→ **What needs to be done**: Locate each line holding the string "Ответственность" and copy it.
══ Rows ══
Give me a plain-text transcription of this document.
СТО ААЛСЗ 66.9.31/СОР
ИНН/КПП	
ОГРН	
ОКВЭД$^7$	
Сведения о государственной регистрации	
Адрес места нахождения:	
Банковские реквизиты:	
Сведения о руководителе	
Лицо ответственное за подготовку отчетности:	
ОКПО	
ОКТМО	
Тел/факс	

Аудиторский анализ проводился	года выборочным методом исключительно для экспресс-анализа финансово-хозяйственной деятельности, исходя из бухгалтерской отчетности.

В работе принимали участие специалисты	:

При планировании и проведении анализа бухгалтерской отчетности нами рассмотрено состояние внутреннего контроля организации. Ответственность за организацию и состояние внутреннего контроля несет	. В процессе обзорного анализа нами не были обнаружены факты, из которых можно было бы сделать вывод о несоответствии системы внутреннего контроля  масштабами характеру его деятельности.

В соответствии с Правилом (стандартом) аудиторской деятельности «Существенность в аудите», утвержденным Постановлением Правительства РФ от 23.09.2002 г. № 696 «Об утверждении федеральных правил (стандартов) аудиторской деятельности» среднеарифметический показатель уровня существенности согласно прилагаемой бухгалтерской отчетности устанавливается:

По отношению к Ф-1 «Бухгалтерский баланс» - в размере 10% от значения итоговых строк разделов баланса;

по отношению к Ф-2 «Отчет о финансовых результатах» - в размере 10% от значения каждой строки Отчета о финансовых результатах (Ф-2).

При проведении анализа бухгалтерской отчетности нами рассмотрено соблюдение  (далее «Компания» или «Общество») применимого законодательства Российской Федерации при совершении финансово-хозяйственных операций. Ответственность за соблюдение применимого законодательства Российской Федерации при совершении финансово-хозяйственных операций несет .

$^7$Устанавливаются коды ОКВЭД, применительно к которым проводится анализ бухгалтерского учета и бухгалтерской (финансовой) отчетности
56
═══
→ **Task solution**:
При планировании и проведении анализа бухгалтерской отчетности нами рассмотрено состояние внутреннего контроля организации. Ответственность за организацию и состояние внутреннего контроля несет	. В процессе обзорного анализа нами не были обнаружены факты, из которых можно было бы сделать вывод о несоответствии системы внутреннего контроля  масштабами характеру его деятельности.
При проведении анализа бухгалтерской отчетности нами рассмотрено соблюдение  (далее «Компания» или «Общество») применимого законодательства Российской Федерации при совершении финансово-хозяйственных операций. Ответственность за соблюдение применимого законодательства Российской Федерации при совершении финансово-хозяйственных операций несет .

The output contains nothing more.